EXERCISE GOAL
Pull out every line with the word "drone" from the entries below.

___

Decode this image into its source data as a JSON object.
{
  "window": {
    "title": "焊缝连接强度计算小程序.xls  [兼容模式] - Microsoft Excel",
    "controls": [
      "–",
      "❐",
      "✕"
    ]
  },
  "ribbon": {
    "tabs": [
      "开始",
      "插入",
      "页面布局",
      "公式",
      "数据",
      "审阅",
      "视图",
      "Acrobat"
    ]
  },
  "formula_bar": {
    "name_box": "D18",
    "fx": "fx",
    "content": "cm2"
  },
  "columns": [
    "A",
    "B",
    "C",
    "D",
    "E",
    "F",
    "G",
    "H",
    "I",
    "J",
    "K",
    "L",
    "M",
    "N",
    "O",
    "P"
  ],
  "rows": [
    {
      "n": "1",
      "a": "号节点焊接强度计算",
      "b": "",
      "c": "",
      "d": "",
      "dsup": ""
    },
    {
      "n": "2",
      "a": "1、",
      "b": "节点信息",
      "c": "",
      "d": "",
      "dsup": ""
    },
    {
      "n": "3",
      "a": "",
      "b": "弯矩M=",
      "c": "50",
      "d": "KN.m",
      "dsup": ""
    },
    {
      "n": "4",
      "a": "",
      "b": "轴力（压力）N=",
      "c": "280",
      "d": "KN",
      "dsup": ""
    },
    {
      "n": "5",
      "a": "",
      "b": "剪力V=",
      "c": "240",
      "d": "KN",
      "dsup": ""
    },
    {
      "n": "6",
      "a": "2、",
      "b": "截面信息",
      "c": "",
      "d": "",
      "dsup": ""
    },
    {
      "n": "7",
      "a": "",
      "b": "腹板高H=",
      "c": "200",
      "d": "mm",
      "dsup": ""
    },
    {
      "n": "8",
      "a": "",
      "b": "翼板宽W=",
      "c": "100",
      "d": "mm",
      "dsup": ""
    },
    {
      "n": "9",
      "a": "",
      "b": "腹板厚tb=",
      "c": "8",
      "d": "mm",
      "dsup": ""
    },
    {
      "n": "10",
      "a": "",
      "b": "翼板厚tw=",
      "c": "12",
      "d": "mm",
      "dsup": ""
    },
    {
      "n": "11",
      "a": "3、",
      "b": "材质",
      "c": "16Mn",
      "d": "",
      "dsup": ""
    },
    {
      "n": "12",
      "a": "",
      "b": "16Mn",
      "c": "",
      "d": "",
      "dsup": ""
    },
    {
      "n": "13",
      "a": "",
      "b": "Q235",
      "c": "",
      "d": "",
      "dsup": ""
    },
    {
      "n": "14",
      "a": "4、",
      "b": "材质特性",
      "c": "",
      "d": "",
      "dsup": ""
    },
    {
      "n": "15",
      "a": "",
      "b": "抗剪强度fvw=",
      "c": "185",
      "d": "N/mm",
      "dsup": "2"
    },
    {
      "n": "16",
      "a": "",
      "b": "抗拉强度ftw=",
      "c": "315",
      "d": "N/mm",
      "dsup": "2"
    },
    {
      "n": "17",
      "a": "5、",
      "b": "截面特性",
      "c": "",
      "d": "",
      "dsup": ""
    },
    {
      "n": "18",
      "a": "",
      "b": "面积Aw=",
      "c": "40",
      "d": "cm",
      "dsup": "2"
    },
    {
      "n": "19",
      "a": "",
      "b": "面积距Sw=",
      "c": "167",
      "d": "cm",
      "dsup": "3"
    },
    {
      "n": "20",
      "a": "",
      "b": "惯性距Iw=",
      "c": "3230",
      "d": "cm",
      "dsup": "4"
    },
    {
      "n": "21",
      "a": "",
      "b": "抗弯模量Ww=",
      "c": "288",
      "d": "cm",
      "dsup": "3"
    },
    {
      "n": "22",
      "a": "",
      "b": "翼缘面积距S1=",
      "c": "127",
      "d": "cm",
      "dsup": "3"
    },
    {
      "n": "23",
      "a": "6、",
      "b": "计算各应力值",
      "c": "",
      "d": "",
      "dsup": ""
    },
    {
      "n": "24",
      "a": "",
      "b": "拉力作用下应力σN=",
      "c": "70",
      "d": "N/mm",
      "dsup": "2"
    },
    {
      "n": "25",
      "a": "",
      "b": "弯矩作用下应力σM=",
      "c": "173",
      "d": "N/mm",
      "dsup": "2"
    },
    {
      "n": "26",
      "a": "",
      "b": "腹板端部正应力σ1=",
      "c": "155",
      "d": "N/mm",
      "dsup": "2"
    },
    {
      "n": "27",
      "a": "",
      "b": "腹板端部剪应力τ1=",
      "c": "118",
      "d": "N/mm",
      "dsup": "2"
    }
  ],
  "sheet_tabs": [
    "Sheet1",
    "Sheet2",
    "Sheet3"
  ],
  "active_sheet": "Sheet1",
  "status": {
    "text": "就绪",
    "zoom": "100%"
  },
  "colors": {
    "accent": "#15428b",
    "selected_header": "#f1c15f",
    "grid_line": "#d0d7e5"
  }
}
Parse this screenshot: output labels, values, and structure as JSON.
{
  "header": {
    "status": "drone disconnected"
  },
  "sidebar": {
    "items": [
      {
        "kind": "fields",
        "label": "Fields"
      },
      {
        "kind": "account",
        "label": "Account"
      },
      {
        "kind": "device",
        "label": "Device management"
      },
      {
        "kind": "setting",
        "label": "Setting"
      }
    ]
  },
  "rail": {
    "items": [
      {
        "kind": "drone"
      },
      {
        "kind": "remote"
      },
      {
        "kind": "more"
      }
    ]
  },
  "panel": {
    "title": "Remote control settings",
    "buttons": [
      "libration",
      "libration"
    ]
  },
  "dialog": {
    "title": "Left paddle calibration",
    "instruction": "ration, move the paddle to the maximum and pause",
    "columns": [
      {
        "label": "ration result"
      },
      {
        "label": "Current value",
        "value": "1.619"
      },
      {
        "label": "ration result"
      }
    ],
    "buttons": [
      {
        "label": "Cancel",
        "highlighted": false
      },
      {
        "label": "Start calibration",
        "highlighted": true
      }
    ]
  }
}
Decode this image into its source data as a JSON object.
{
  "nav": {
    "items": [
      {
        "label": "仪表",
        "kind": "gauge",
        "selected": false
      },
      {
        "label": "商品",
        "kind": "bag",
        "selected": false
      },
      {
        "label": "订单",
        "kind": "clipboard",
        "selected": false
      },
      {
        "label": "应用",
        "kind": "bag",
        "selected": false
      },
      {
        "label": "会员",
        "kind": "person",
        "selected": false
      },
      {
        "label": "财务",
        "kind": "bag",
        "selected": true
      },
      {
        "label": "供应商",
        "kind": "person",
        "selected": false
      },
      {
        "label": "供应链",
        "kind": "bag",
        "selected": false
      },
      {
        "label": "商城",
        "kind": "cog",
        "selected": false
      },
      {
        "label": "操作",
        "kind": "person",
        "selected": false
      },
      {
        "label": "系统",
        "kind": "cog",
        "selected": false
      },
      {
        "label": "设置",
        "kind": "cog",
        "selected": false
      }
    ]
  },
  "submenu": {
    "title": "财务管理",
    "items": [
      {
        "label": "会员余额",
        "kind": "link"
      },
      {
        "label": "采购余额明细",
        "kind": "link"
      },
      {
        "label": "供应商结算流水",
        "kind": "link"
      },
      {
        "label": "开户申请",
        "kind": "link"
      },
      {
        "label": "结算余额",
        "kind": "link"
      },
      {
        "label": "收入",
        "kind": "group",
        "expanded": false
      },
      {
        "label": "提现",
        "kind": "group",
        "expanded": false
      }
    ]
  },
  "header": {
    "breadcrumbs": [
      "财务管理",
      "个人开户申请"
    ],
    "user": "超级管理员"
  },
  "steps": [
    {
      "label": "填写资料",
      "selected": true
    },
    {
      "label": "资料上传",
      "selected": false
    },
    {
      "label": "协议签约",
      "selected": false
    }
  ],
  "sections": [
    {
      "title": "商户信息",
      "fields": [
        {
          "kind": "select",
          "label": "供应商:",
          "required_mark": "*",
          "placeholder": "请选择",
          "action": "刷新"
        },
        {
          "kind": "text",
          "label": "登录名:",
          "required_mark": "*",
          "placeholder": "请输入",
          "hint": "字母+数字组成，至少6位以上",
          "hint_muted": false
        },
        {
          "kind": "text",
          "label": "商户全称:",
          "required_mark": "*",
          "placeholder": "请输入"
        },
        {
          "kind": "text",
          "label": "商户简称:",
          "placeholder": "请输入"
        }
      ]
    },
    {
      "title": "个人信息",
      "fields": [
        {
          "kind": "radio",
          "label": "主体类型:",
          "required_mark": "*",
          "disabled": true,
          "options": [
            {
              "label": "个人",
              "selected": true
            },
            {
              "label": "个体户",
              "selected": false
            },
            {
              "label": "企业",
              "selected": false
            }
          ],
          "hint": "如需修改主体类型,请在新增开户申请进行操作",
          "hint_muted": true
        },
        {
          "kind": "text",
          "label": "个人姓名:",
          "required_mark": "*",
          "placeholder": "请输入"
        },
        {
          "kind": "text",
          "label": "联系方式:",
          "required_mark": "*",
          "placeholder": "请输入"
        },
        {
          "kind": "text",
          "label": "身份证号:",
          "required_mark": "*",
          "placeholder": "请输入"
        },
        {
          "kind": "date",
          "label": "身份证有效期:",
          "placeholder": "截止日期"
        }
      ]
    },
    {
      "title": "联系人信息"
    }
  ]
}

___

TASK ANSWER
    "status": "drone disconnected"
        "kind": "drone"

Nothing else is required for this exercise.